## REQUIRED WORK:
Answer these from the passage on electric light and the eye:
1. In which city does Sofia work as a pediatrician?
2. In what year were ipRGCs discovered?
3. What color temperature range is given for the cool-white LED bulbs now standard in homes and offices?

## SUPPLIED PASSAGE:

Sofia is a paediatrician in Amsterdam. She sees three to four children per week with progressive myopia. She talks to their parents about screen time. She recommends glasses. She rarely asks about the light in the room where the child does their homework. She didn't know it mattered — until she started reading the photobiology research that her medical training never covered.

"We're treating the symptom," she told a colleague recently. "Nobody's looking at the environment." She's right. And the reason nobody is looking is that the environment has never been measured.

Three hundred thousand years of calibration

The human visual system evolved over hundreds of thousands of years in a very specific light environment. Daytime meant broad-spectrum sunlight — bright, shifting, rich across the full visible spectrum. The intensity varied from roughly 1,000 lux on an overcast day to 100,000 lux in full summer sun. Evenings meant the warm, dim glow of fire — around 1800K colour temperature, below 50 lux, fading to near-darkness at night.

This cycle was absolutely consistent. The eye, the retina, the visual cortex, and the circadian system all developed around it. They are calibrated to it at a biological level that 130 years of electricity cannot overwrite.

130
Years since the widespread adoption of electric light — compared to 300,000 years of human evolution under sunlight and firelight. The biology had no time to adapt.

What electric light actually does to the eye

The problem with artificial light is not simply that it exists at night. It is that it delivers the wrong spectral signal at the wrong time — in ways the visual and circadian systems were never designed to handle.

The retina contains specialised cells called intrinsically photosensitive retinal ganglion cells — ipRGCs — discovered only in 2002 and recognised with the Nobel Prize in 2017. These are not vision cells. They are biological clock cells. They connect directly to the suprachiasmatic nucleus — the master circadian clock in the brain — and they are most sensitive to short-wavelength, blue-range light around 490nm.

For most of human history, the only significant source of 490nm light was the sun. When ipRGCs received it, the brain correctly concluded it was daytime. When it faded, the brain began melatonin production and prepared for sleep. The system worked because the signals were unambiguous.

Modern LED lighting — particularly the cool-white 5000–6500K bulbs now standard in homes and offices worldwide — is spectrally rich in exactly the 490nm range that tells the brain it is midday. A child studying under a 6500K LED lamp at 9pm is sending their circadian system a signal biologically indistinguishable from midday sunlight. Melatonin suppression. Delayed sleep onset. Reduced sleep quality. Every school night of the year.

## SOURCE INFORMATION:

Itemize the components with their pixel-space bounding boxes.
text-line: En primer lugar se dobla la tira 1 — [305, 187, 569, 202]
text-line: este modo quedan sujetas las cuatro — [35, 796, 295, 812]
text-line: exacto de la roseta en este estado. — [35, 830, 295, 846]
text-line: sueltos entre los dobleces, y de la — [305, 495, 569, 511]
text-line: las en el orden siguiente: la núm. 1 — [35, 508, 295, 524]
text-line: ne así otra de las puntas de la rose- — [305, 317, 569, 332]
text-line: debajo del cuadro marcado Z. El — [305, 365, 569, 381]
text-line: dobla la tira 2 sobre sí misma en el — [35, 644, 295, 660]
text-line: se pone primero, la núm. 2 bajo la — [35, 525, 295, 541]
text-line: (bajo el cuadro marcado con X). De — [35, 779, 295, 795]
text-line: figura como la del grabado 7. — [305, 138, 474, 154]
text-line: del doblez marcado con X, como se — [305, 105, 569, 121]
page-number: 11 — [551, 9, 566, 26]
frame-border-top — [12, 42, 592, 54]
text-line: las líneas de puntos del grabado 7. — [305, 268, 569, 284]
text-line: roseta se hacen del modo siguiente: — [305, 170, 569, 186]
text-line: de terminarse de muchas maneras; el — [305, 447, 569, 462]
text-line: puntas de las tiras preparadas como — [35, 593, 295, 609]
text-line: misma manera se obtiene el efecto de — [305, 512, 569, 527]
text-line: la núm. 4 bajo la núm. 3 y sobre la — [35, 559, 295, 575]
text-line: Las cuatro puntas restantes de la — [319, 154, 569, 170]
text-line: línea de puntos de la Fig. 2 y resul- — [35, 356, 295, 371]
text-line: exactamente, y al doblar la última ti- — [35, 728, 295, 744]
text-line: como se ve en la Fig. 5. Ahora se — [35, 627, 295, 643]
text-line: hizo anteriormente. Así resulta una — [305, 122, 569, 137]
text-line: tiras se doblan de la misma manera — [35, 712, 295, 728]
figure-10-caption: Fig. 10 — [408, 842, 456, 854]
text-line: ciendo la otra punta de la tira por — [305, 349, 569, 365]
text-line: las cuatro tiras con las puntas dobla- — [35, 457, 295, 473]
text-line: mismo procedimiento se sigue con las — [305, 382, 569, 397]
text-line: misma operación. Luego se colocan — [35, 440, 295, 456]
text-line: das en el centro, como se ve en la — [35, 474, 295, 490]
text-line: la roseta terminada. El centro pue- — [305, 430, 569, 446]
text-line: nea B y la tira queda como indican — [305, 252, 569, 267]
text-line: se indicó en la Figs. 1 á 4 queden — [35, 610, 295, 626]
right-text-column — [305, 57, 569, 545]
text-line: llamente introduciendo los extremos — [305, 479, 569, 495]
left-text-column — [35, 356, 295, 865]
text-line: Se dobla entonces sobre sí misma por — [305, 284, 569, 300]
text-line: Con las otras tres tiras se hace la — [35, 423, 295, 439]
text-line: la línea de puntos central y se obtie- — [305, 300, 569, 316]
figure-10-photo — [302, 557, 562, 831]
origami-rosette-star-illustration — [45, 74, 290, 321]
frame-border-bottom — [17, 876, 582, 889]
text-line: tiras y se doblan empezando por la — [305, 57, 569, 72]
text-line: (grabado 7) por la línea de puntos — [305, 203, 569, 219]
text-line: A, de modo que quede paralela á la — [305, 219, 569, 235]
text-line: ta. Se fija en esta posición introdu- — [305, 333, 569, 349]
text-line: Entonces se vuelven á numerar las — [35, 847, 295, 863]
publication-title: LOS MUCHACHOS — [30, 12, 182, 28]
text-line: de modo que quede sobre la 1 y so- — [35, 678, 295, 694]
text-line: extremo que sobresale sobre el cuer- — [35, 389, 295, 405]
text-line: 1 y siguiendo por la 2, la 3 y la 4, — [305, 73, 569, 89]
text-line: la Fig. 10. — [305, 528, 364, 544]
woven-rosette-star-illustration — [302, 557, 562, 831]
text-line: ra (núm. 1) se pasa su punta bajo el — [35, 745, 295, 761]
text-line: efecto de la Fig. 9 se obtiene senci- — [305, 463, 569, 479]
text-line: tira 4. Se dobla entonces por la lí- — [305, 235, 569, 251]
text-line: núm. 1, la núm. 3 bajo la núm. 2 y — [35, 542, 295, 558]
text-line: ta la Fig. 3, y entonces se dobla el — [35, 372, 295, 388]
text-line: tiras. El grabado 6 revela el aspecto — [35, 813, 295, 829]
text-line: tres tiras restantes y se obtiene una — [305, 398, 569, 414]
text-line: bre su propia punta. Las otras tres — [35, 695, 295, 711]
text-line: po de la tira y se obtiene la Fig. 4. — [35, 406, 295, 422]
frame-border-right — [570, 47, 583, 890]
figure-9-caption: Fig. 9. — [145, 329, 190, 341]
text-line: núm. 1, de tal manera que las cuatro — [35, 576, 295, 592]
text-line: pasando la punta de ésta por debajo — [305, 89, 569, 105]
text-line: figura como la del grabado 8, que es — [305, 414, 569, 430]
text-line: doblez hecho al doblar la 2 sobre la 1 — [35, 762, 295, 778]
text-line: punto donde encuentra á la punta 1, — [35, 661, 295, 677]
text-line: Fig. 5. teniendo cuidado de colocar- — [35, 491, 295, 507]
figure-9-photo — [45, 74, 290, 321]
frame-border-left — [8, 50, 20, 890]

## RESPONSE TO THE EXERCISE:
1. Amsterdam
2. 2002
3. 5000–6500K